╔══
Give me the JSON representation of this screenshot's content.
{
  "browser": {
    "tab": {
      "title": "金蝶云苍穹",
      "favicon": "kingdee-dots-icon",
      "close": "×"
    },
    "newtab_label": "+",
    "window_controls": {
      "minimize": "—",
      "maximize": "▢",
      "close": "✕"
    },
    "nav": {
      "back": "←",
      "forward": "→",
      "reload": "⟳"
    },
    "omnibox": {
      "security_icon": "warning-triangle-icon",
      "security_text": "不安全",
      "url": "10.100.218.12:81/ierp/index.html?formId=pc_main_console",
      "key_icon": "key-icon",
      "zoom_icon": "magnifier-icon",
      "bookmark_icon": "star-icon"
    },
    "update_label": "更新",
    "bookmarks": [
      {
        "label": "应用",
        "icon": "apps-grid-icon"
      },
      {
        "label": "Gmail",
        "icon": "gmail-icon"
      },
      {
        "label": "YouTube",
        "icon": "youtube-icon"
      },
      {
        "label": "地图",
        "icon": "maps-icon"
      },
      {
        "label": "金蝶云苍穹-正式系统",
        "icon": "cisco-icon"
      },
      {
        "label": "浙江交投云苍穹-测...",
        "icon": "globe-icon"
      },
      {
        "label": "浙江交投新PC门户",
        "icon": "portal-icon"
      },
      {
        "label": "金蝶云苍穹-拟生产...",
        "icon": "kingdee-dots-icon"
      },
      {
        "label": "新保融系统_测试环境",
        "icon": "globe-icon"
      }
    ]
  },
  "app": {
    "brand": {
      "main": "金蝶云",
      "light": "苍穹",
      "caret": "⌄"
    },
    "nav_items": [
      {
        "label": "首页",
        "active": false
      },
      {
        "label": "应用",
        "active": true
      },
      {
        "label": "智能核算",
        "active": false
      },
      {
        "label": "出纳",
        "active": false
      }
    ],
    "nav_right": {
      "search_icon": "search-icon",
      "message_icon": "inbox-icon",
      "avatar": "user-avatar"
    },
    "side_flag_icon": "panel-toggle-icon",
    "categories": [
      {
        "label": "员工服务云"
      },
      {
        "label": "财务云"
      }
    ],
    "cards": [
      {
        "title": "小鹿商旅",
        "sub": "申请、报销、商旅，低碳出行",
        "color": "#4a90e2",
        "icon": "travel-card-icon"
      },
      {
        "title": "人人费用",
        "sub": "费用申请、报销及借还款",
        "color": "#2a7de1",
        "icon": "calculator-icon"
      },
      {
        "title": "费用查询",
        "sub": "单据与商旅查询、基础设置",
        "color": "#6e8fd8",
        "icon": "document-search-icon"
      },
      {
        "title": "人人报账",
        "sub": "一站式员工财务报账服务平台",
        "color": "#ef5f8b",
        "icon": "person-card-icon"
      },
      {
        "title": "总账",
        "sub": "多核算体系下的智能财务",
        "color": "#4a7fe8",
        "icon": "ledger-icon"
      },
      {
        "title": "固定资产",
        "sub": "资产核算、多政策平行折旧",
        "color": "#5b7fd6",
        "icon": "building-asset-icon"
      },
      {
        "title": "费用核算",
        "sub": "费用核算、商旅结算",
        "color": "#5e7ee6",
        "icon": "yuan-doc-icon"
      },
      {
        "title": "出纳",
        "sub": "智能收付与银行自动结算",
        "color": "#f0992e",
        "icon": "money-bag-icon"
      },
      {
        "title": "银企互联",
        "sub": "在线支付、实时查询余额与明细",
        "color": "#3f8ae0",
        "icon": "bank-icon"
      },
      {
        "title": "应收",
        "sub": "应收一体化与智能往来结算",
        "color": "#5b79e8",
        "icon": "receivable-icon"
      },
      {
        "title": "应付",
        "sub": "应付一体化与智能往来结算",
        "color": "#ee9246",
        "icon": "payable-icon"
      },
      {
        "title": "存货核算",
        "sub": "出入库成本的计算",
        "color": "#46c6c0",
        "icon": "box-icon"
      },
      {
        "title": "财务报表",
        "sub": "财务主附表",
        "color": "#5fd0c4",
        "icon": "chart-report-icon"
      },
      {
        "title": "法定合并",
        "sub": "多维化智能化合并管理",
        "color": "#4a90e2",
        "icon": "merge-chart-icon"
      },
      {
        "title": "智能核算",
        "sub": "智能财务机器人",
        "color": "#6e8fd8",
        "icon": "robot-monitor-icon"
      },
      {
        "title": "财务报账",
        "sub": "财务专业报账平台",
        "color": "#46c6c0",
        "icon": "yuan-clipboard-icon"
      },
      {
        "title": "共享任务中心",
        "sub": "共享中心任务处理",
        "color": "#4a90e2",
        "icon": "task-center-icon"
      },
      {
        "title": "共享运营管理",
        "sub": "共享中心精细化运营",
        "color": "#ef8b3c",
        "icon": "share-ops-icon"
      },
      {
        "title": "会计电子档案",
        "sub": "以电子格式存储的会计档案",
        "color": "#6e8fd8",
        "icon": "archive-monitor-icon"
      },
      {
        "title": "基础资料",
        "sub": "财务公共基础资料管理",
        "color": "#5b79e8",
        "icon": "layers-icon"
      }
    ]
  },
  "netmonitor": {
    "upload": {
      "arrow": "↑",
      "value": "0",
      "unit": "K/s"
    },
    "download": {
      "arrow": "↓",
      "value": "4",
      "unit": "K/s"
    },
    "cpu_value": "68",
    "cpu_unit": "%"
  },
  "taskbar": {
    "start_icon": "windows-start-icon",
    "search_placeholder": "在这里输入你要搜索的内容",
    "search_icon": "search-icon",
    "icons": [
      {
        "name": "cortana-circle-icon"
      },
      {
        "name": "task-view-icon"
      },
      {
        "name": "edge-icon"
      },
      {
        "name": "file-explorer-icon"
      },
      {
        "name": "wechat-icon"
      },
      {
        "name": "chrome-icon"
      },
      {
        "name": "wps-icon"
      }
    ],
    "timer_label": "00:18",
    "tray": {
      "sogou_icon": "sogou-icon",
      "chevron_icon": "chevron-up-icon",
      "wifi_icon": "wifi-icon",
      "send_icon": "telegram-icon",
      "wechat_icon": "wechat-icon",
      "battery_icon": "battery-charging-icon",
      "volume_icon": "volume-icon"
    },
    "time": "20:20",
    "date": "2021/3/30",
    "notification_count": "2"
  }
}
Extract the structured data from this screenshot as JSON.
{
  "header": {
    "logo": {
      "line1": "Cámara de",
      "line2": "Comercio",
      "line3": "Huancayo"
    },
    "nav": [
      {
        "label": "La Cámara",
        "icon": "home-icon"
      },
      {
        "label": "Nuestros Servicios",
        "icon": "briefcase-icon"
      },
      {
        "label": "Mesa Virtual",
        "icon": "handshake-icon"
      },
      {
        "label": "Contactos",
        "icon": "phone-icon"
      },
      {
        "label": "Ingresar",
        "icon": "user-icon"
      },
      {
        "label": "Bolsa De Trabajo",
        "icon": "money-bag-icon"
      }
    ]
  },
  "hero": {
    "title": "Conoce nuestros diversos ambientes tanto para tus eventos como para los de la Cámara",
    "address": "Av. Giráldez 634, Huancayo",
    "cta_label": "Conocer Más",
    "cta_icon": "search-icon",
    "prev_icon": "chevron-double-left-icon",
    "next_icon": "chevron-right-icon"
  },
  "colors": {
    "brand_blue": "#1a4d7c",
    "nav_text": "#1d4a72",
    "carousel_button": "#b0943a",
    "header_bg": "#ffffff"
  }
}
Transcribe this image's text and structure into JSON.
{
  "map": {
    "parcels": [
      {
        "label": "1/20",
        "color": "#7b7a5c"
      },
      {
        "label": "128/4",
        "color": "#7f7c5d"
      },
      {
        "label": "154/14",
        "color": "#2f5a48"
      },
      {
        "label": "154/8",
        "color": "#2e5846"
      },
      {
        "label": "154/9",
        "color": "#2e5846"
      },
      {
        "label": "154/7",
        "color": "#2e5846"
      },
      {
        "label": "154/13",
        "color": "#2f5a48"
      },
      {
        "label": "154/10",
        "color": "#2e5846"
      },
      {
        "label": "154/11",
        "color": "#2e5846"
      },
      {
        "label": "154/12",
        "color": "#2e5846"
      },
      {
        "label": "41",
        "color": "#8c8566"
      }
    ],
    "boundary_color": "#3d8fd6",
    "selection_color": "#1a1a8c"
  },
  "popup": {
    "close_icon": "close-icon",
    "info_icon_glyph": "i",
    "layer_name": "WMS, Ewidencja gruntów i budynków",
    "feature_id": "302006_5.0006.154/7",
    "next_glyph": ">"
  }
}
╚══
- [WRITTEN INSTRUCTION]: Of all the lines in the listing above, how many contain the word "Cámara"? Answer with the number alone.

- [RESULT FOR THIS EXERCISE]: 3